OBJECTIVE — Lines that hold the word "marker" should be located and copied.
** Start of GIVEN INFORMATION **
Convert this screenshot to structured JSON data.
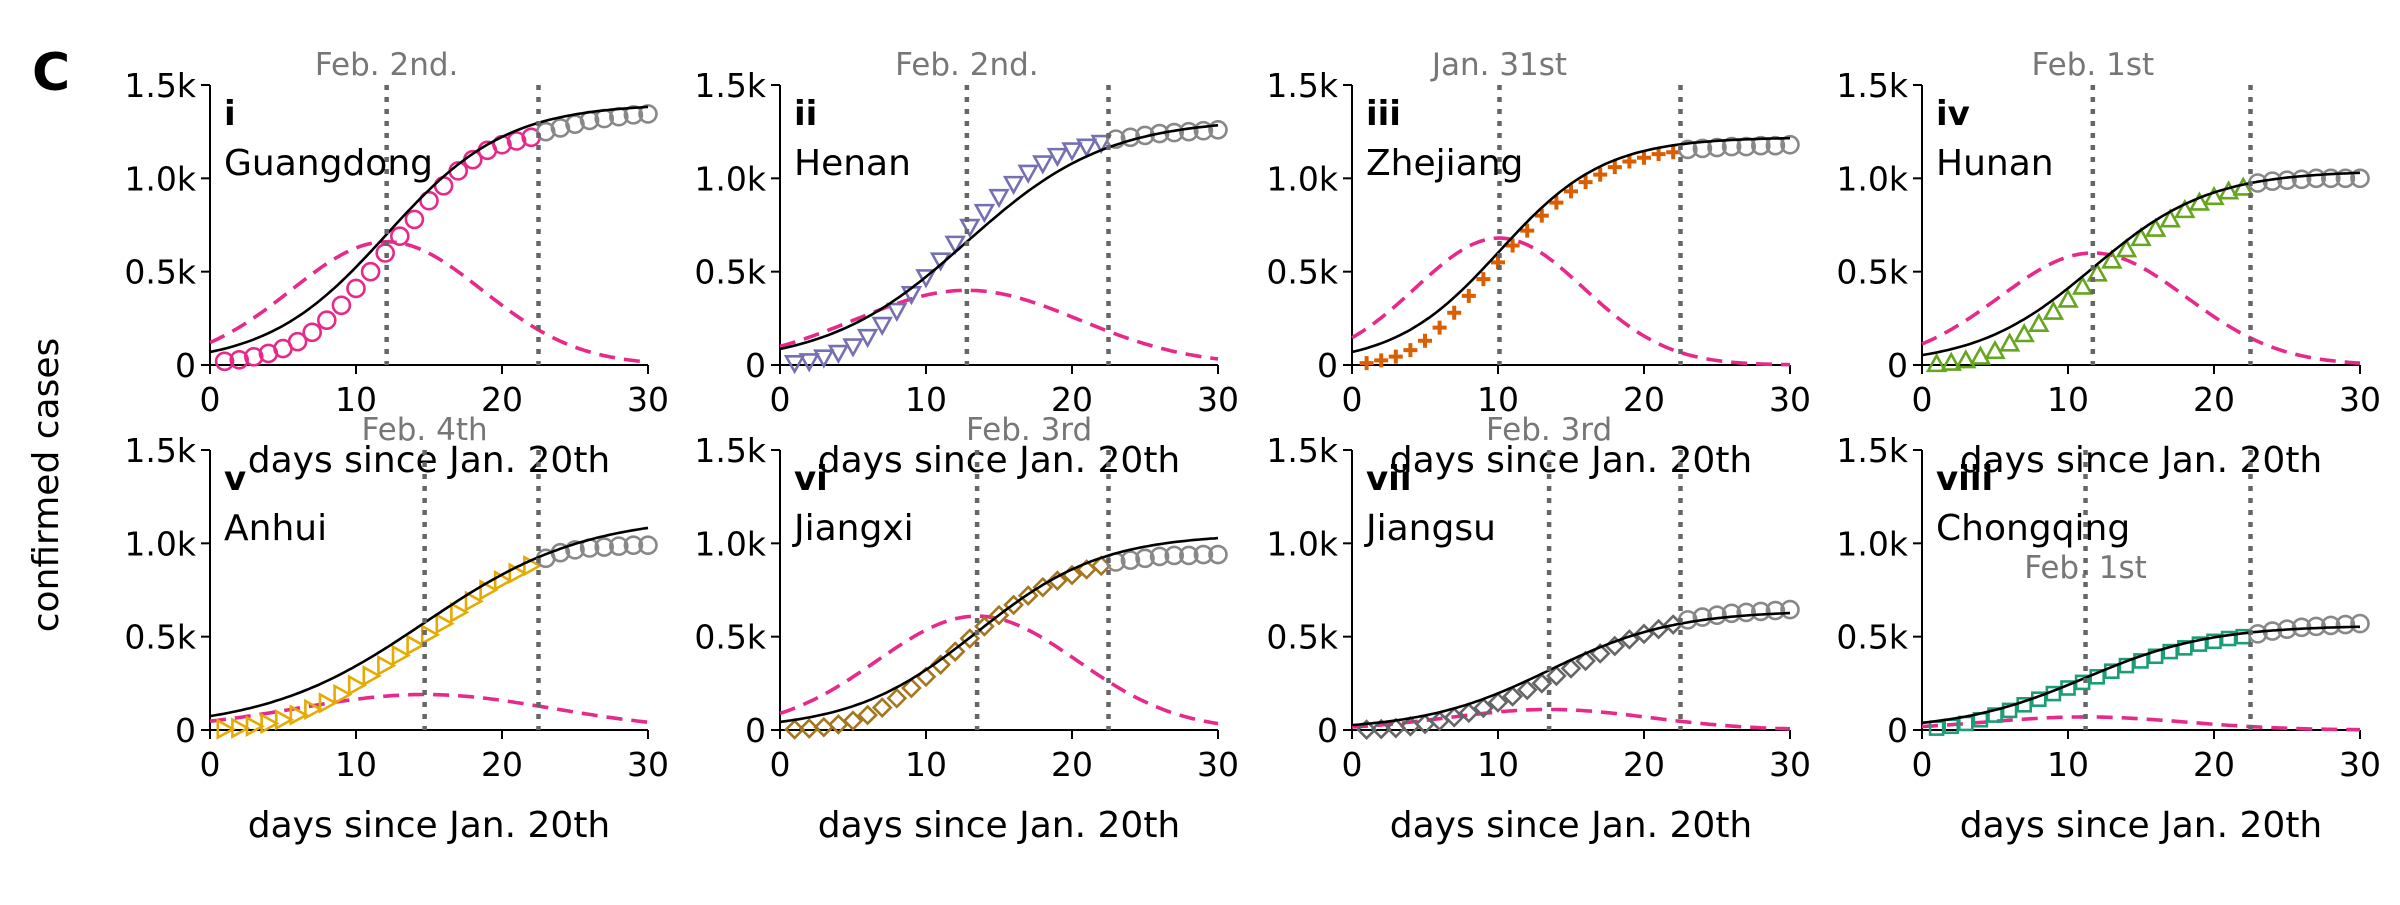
{
  "figure_label": "C",
  "shared_ylabel": "confirmed cases",
  "chart_data": [
    {
      "type": "line",
      "numeral": "i",
      "region": "Guangdong",
      "annotation": "Feb. 2nd.",
      "xlabel": "days since Jan. 20th",
      "ylabel": "",
      "xlim": [
        0,
        30
      ],
      "ylim": [
        0,
        1500
      ],
      "xticks": [
        "0",
        "10",
        "20",
        "30"
      ],
      "yticks": [
        "0",
        "0.5k",
        "1.0k",
        "1.5k"
      ],
      "marker": "circle",
      "color": "#e7298a",
      "vlines": [
        12.1,
        22.5
      ],
      "fit": {
        "K": 1400,
        "t0": 12.1,
        "s": 4.1
      },
      "incidence_peak": 660,
      "obs_x": [
        1,
        2,
        3,
        4,
        5,
        6,
        7,
        8,
        9,
        10,
        11,
        12,
        13,
        14,
        15,
        16,
        17,
        18,
        19,
        20,
        21,
        22
      ],
      "obs_y": [
        20,
        28,
        44,
        62,
        88,
        125,
        175,
        240,
        320,
        410,
        500,
        600,
        690,
        780,
        880,
        960,
        1040,
        1100,
        1150,
        1180,
        1200,
        1220
      ],
      "post_x": [
        23,
        24,
        25,
        26,
        27,
        28,
        29,
        30
      ],
      "post_y": [
        1250,
        1270,
        1290,
        1310,
        1320,
        1330,
        1340,
        1345
      ]
    },
    {
      "type": "line",
      "numeral": "ii",
      "region": "Henan",
      "annotation": "Feb. 2nd.",
      "xlabel": "days since Jan. 20th",
      "ylabel": "",
      "xlim": [
        0,
        30
      ],
      "ylim": [
        0,
        1500
      ],
      "xticks": [
        "0",
        "10",
        "20",
        "30"
      ],
      "yticks": [
        "0",
        "0.5k",
        "1.0k",
        "1.5k"
      ],
      "marker": "triangle-down",
      "color": "#7570b3",
      "vlines": [
        12.8,
        22.5
      ],
      "fit": {
        "K": 1320,
        "t0": 12.8,
        "s": 4.8
      },
      "incidence_peak": 400,
      "obs_x": [
        1,
        2,
        3,
        4,
        5,
        6,
        7,
        8,
        9,
        10,
        11,
        12,
        13,
        14,
        15,
        16,
        17,
        18,
        19,
        20,
        21,
        22
      ],
      "obs_y": [
        10,
        20,
        40,
        65,
        100,
        150,
        215,
        290,
        380,
        470,
        560,
        650,
        740,
        820,
        900,
        970,
        1030,
        1080,
        1120,
        1150,
        1170,
        1190
      ],
      "post_x": [
        23,
        24,
        25,
        26,
        27,
        28,
        29,
        30
      ],
      "post_y": [
        1210,
        1220,
        1230,
        1240,
        1245,
        1250,
        1255,
        1260
      ]
    },
    {
      "type": "line",
      "numeral": "iii",
      "region": "Zhejiang",
      "annotation": "Jan. 31st",
      "xlabel": "days since Jan. 20th",
      "ylabel": "",
      "xlim": [
        0,
        30
      ],
      "ylim": [
        0,
        1500
      ],
      "xticks": [
        "0",
        "10",
        "20",
        "30"
      ],
      "yticks": [
        "0",
        "0.5k",
        "1.0k",
        "1.5k"
      ],
      "marker": "plus",
      "color": "#d95f02",
      "vlines": [
        10.1,
        22.5
      ],
      "fit": {
        "K": 1220,
        "t0": 10.1,
        "s": 3.6
      },
      "incidence_peak": 680,
      "obs_x": [
        1,
        2,
        3,
        4,
        5,
        6,
        7,
        8,
        9,
        10,
        11,
        12,
        13,
        14,
        15,
        16,
        17,
        18,
        19,
        20,
        21,
        22
      ],
      "obs_y": [
        10,
        25,
        45,
        80,
        130,
        200,
        280,
        370,
        460,
        550,
        640,
        720,
        800,
        870,
        930,
        980,
        1020,
        1060,
        1090,
        1110,
        1130,
        1140
      ],
      "post_x": [
        23,
        24,
        25,
        26,
        27,
        28,
        29,
        30
      ],
      "post_y": [
        1155,
        1160,
        1165,
        1170,
        1170,
        1175,
        1175,
        1180
      ]
    },
    {
      "type": "line",
      "numeral": "iv",
      "region": "Hunan",
      "annotation": "Feb. 1st",
      "xlabel": "days since Jan. 20th",
      "ylabel": "",
      "xlim": [
        0,
        30
      ],
      "ylim": [
        0,
        1500
      ],
      "xticks": [
        "0",
        "10",
        "20",
        "30"
      ],
      "yticks": [
        "0",
        "0.5k",
        "1.0k",
        "1.5k"
      ],
      "marker": "triangle-up",
      "color": "#66a61e",
      "vlines": [
        11.7,
        22.5
      ],
      "fit": {
        "K": 1040,
        "t0": 11.7,
        "s": 4.0
      },
      "incidence_peak": 600,
      "obs_x": [
        1,
        2,
        3,
        4,
        5,
        6,
        7,
        8,
        9,
        10,
        11,
        12,
        13,
        14,
        15,
        16,
        17,
        18,
        19,
        20,
        21,
        22
      ],
      "obs_y": [
        5,
        12,
        25,
        45,
        75,
        115,
        165,
        220,
        285,
        350,
        420,
        490,
        560,
        620,
        680,
        730,
        780,
        830,
        870,
        900,
        930,
        950
      ],
      "post_x": [
        23,
        24,
        25,
        26,
        27,
        28,
        29,
        30
      ],
      "post_y": [
        975,
        985,
        990,
        995,
        1000,
        1000,
        1000,
        1000
      ]
    },
    {
      "type": "line",
      "numeral": "v",
      "region": "Anhui",
      "annotation": "Feb. 4th",
      "xlabel": "days since Jan. 20th",
      "ylabel": "",
      "xlim": [
        0,
        30
      ],
      "ylim": [
        0,
        1500
      ],
      "xticks": [
        "0",
        "10",
        "20",
        "30"
      ],
      "yticks": [
        "0",
        "0.5k",
        "1.0k",
        "1.5k"
      ],
      "marker": "triangle-right",
      "color": "#e6ab02",
      "vlines": [
        14.7,
        22.5
      ],
      "fit": {
        "K": 1150,
        "t0": 14.7,
        "s": 5.5
      },
      "incidence_peak": 190,
      "obs_x": [
        1,
        2,
        3,
        4,
        5,
        6,
        7,
        8,
        9,
        10,
        11,
        12,
        13,
        14,
        15,
        16,
        17,
        18,
        19,
        20,
        21,
        22
      ],
      "obs_y": [
        5,
        10,
        20,
        35,
        55,
        80,
        110,
        145,
        190,
        240,
        290,
        345,
        400,
        455,
        510,
        570,
        630,
        690,
        750,
        800,
        840,
        880
      ],
      "post_x": [
        23,
        24,
        25,
        26,
        27,
        28,
        29,
        30
      ],
      "post_y": [
        920,
        950,
        965,
        975,
        980,
        985,
        990,
        990
      ]
    },
    {
      "type": "line",
      "numeral": "vi",
      "region": "Jiangxi",
      "annotation": "Feb. 3rd",
      "xlabel": "days since Jan. 20th",
      "ylabel": "",
      "xlim": [
        0,
        30
      ],
      "ylim": [
        0,
        1500
      ],
      "xticks": [
        "0",
        "10",
        "20",
        "30"
      ],
      "yticks": [
        "0",
        "0.5k",
        "1.0k",
        "1.5k"
      ],
      "marker": "diamond",
      "color": "#a6761d",
      "vlines": [
        13.5,
        22.5
      ],
      "fit": {
        "K": 1050,
        "t0": 13.5,
        "s": 4.3
      },
      "incidence_peak": 610,
      "obs_x": [
        1,
        2,
        3,
        4,
        5,
        6,
        7,
        8,
        9,
        10,
        11,
        12,
        13,
        14,
        15,
        16,
        17,
        18,
        19,
        20,
        21,
        22
      ],
      "obs_y": [
        3,
        8,
        15,
        30,
        50,
        80,
        120,
        170,
        225,
        285,
        350,
        420,
        490,
        555,
        615,
        670,
        720,
        765,
        800,
        830,
        860,
        880
      ],
      "post_x": [
        23,
        24,
        25,
        26,
        27,
        28,
        29,
        30
      ],
      "post_y": [
        900,
        910,
        920,
        930,
        935,
        935,
        940,
        940
      ]
    },
    {
      "type": "line",
      "numeral": "vii",
      "region": "Jiangsu",
      "annotation": "Feb. 3rd",
      "xlabel": "days since Jan. 20th",
      "ylabel": "",
      "xlim": [
        0,
        30
      ],
      "ylim": [
        0,
        1500
      ],
      "xticks": [
        "0",
        "10",
        "20",
        "30"
      ],
      "yticks": [
        "0",
        "0.5k",
        "1.0k",
        "1.5k"
      ],
      "marker": "diamond",
      "color": "#666666",
      "vlines": [
        13.5,
        22.5
      ],
      "fit": {
        "K": 640,
        "t0": 13.5,
        "s": 4.3
      },
      "incidence_peak": 110,
      "obs_x": [
        1,
        2,
        3,
        4,
        5,
        6,
        7,
        8,
        9,
        10,
        11,
        12,
        13,
        14,
        15,
        16,
        17,
        18,
        19,
        20,
        21,
        22
      ],
      "obs_y": [
        2,
        5,
        10,
        20,
        32,
        48,
        68,
        92,
        118,
        148,
        180,
        215,
        250,
        290,
        330,
        370,
        410,
        450,
        485,
        515,
        540,
        565
      ],
      "post_x": [
        23,
        24,
        25,
        26,
        27,
        28,
        29,
        30
      ],
      "post_y": [
        590,
        605,
        615,
        625,
        630,
        635,
        640,
        645
      ]
    },
    {
      "type": "line",
      "numeral": "viii",
      "region": "Chongqing",
      "annotation": "Feb. 1st",
      "xlabel": "days since Jan. 20th",
      "ylabel": "",
      "xlim": [
        0,
        30
      ],
      "ylim": [
        0,
        1500
      ],
      "xticks": [
        "0",
        "10",
        "20",
        "30"
      ],
      "yticks": [
        "0",
        "0.5k",
        "1.0k",
        "1.5k"
      ],
      "marker": "square",
      "color": "#1b9e77",
      "vlines": [
        11.2,
        22.5
      ],
      "fit": {
        "K": 560,
        "t0": 11.2,
        "s": 4.3
      },
      "incidence_peak": 70,
      "obs_x": [
        1,
        2,
        3,
        4,
        5,
        6,
        7,
        8,
        9,
        10,
        11,
        12,
        13,
        14,
        15,
        16,
        17,
        18,
        19,
        20,
        21,
        22
      ],
      "obs_y": [
        10,
        20,
        35,
        55,
        80,
        105,
        135,
        165,
        195,
        225,
        255,
        285,
        315,
        345,
        370,
        395,
        420,
        440,
        460,
        475,
        490,
        500
      ],
      "post_x": [
        23,
        24,
        25,
        26,
        27,
        28,
        29,
        30
      ],
      "post_y": [
        515,
        530,
        540,
        550,
        555,
        560,
        565,
        570
      ]
    }
  ],
  "colors": {
    "fit_line": "#000000",
    "incidence": "#e7298a",
    "post_window": "#888888",
    "vline": "#666666",
    "annotation": "#777777"
  }
}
** End of GIVEN INFORMATION **
WRITTEN SOLUTION —
      "marker": "circle",
      "marker": "triangle-down",
      "marker": "plus",
      "marker": "triangle-up",
      "marker": "triangle-right",
      "marker": "diamond",
      "marker": "diamond",
      "marker": "square",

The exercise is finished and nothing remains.